In the data, extract each line that holds the string "Door".

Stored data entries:

##############################

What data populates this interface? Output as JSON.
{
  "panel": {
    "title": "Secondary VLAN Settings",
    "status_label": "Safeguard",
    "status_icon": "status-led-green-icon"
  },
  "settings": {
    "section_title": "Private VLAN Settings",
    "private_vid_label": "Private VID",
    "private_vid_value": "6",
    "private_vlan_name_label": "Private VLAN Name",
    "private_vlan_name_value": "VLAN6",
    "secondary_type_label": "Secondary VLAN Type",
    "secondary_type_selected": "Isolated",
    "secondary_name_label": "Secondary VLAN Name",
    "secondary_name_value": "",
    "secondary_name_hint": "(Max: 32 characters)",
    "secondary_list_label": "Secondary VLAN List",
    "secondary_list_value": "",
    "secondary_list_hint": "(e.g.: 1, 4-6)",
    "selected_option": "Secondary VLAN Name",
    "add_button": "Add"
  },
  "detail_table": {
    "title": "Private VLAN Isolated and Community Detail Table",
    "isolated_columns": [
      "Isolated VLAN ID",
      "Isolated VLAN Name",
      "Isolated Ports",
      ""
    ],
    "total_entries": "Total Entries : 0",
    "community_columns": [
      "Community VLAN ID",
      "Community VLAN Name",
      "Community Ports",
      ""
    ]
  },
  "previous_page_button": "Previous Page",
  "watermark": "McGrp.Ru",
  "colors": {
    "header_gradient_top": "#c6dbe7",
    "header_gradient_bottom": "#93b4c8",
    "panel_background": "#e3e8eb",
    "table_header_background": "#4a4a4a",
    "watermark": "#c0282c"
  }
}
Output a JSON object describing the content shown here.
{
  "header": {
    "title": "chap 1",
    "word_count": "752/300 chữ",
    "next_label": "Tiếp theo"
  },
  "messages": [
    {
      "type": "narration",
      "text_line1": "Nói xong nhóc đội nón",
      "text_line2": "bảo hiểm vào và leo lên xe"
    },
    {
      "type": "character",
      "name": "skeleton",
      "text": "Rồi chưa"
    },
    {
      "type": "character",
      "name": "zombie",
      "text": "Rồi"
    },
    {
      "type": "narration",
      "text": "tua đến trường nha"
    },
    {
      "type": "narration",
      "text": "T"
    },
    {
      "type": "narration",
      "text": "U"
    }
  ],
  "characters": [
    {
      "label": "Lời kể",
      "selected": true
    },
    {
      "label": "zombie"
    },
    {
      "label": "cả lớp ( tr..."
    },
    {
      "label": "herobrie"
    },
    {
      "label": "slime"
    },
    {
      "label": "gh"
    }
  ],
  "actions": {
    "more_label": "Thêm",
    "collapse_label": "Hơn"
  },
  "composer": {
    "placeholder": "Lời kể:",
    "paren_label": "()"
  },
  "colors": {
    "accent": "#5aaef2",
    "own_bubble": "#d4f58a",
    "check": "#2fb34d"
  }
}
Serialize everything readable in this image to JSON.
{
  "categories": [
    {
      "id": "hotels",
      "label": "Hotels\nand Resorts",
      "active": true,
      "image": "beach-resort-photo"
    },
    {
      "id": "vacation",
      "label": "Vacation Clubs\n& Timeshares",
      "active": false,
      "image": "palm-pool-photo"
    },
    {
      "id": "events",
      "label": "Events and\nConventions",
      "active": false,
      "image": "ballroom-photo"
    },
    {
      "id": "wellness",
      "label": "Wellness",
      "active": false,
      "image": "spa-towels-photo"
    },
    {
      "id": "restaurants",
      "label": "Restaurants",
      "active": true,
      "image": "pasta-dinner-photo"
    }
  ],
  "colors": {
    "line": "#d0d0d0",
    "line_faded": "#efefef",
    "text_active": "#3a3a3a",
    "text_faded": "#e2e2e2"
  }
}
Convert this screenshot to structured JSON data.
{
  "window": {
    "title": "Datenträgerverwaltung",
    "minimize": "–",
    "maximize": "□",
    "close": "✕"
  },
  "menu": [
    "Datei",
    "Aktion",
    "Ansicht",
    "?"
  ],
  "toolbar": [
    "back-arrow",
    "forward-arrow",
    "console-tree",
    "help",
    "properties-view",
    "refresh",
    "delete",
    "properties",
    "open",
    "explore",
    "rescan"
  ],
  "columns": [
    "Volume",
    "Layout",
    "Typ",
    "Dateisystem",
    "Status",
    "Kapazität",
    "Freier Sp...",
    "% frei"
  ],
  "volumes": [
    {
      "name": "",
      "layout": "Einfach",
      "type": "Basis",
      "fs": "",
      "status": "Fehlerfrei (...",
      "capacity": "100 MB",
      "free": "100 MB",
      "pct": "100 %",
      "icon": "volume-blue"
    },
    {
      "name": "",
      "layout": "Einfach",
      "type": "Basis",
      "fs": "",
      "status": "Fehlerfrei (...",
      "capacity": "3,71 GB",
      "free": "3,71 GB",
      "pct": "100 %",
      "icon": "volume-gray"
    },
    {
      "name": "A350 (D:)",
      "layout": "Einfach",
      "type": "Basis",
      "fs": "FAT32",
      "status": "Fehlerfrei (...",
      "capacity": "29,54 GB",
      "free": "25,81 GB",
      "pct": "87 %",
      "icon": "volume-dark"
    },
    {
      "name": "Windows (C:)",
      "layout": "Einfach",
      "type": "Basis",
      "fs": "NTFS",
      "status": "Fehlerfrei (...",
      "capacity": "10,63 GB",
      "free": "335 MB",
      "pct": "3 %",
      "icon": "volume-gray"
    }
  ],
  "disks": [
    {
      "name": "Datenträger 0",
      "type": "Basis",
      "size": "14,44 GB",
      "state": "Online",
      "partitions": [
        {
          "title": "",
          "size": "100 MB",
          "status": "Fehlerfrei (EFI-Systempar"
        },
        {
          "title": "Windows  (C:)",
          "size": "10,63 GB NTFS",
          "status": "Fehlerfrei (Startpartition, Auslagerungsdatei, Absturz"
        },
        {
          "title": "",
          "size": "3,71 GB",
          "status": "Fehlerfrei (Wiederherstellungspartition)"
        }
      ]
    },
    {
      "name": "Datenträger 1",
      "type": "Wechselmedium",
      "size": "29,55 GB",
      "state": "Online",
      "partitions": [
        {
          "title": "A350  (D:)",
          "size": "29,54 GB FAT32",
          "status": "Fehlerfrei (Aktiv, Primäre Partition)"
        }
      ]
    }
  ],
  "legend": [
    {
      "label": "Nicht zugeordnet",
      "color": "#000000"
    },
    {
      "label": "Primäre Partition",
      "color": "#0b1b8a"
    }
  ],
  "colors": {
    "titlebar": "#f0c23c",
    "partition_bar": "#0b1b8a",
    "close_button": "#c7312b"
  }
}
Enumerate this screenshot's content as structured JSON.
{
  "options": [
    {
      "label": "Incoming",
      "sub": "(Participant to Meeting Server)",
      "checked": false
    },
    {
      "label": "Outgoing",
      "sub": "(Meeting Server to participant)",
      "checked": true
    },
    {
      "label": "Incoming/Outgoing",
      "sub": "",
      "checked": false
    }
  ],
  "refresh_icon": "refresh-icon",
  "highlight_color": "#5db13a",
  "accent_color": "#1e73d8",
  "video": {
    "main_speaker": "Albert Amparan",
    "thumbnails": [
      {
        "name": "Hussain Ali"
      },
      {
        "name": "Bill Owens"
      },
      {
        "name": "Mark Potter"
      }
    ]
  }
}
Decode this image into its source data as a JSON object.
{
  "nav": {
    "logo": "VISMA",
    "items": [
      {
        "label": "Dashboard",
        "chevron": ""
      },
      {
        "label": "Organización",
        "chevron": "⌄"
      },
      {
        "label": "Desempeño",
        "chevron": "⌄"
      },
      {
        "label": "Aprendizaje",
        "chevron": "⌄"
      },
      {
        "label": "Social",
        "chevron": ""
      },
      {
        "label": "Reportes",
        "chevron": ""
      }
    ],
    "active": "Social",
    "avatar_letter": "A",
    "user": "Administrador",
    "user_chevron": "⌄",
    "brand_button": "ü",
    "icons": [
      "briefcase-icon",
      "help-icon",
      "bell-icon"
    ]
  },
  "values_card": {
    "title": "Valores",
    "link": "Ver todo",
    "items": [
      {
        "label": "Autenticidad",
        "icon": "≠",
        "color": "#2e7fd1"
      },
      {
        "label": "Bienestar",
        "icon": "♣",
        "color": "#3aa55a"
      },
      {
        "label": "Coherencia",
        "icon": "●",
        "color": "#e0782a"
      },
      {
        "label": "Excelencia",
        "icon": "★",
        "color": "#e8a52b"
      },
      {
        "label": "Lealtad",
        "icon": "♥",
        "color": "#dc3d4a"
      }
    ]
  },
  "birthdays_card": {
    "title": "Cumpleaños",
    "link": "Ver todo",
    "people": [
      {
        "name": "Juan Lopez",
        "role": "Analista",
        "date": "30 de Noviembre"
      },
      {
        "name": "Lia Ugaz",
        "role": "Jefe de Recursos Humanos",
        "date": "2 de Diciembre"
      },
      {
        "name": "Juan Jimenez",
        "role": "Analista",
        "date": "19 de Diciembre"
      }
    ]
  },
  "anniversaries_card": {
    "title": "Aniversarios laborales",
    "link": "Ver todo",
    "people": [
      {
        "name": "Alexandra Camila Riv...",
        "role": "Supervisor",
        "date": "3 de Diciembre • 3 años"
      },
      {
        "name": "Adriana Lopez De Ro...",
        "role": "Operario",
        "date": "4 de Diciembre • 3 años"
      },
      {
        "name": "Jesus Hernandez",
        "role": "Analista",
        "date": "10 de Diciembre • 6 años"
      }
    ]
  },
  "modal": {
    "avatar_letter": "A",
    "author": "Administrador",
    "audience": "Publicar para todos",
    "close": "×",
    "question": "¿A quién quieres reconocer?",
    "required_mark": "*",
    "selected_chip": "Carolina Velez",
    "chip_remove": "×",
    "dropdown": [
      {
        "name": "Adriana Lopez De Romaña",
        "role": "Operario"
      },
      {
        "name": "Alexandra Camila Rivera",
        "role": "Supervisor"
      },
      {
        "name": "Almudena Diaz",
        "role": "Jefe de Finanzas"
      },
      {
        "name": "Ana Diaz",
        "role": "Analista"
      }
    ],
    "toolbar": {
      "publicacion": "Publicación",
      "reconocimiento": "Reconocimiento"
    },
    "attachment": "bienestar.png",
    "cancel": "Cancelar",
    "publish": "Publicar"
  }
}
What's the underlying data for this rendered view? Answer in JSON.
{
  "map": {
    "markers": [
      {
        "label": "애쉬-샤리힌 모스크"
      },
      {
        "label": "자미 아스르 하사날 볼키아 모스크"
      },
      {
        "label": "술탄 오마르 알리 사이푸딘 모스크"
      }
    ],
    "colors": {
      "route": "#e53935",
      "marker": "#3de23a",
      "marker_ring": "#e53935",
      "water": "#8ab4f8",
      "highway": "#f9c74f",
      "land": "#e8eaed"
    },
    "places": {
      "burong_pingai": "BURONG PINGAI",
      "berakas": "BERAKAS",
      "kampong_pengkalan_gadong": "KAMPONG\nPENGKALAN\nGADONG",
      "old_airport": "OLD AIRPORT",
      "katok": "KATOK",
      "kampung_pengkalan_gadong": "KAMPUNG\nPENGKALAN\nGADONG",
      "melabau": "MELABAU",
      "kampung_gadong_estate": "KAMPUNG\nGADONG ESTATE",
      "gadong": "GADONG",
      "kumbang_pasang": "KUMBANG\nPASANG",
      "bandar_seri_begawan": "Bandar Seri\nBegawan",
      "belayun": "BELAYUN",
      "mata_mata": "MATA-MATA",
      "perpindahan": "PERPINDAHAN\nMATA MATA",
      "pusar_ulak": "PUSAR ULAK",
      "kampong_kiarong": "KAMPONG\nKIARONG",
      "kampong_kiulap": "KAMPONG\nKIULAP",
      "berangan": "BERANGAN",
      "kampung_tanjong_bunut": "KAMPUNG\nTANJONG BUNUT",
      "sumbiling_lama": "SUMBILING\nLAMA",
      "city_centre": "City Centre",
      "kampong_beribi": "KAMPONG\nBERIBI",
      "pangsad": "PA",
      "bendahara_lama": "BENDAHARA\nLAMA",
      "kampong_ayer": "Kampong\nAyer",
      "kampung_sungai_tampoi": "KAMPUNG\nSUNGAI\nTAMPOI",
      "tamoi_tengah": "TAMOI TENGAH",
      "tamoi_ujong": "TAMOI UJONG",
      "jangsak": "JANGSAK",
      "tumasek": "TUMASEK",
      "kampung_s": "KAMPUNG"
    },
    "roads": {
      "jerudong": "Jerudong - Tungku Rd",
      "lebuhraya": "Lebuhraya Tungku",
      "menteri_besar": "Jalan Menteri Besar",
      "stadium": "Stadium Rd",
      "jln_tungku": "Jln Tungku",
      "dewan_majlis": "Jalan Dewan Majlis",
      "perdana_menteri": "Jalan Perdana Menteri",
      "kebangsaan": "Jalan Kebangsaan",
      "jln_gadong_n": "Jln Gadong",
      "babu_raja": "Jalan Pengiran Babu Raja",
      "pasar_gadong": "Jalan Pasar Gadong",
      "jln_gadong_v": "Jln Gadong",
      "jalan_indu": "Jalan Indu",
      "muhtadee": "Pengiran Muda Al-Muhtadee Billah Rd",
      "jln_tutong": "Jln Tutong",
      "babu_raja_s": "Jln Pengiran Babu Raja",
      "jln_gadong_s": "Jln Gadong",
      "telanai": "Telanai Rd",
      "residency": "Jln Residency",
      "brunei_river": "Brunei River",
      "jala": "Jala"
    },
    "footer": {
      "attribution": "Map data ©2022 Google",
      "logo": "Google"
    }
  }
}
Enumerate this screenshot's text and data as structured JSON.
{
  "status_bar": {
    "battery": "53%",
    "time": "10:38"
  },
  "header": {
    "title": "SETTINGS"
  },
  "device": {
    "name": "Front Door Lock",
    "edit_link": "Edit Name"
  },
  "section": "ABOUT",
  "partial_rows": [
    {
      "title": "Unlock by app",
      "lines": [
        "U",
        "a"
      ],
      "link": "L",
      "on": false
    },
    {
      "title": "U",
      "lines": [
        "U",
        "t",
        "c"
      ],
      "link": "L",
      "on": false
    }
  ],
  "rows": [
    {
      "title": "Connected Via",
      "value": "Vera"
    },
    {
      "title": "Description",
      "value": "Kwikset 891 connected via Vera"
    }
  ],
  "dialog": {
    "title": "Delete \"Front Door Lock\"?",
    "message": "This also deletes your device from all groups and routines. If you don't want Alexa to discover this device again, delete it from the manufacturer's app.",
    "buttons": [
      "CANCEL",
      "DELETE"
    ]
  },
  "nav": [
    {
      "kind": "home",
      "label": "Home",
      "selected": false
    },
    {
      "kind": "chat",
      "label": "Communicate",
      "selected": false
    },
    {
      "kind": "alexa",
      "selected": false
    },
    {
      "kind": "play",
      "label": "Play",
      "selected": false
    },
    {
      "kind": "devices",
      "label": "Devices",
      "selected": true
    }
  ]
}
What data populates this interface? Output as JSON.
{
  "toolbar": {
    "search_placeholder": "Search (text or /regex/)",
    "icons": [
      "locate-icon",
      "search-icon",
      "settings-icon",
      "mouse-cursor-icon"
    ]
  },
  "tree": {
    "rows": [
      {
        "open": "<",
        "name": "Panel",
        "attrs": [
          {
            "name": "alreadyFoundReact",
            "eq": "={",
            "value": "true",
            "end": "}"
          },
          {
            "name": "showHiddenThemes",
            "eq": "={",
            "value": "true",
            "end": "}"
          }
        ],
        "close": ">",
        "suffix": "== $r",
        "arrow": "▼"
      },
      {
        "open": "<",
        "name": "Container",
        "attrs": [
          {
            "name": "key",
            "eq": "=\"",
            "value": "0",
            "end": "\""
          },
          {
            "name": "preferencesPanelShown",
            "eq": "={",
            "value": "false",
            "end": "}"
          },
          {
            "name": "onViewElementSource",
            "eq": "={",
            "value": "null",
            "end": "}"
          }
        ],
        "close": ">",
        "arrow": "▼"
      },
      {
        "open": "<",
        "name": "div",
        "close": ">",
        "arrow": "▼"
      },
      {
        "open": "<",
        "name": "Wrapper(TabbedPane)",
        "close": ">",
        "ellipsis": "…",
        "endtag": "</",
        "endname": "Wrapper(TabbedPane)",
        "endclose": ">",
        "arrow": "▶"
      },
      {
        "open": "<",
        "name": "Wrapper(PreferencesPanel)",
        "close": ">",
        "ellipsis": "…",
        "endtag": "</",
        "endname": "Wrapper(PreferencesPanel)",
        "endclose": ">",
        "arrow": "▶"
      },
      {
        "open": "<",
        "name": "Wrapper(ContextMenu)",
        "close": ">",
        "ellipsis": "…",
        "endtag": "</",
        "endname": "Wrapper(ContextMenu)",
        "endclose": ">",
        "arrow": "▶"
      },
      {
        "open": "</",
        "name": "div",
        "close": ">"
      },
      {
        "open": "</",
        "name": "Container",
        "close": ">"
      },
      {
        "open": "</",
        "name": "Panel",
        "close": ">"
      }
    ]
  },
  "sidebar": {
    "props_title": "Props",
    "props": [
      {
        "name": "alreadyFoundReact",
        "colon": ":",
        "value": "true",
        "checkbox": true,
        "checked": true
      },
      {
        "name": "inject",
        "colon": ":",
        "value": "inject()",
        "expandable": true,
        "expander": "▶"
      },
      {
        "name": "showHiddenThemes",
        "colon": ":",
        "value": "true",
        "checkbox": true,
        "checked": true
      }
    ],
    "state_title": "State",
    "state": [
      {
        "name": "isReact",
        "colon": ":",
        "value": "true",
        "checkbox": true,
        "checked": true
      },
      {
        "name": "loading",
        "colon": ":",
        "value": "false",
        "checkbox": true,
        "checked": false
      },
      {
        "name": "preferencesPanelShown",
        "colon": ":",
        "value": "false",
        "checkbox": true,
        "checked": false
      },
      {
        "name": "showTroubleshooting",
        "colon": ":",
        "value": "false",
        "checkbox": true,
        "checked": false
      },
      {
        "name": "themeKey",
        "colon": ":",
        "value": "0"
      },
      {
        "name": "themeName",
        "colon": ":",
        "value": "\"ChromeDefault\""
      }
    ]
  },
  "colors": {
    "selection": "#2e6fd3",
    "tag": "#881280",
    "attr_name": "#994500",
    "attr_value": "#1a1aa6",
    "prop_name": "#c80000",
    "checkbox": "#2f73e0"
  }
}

##############################

= Reply to the exercise =
    "name": "Front Door Lock",
    "title": "Delete \"Front Door Lock\"?",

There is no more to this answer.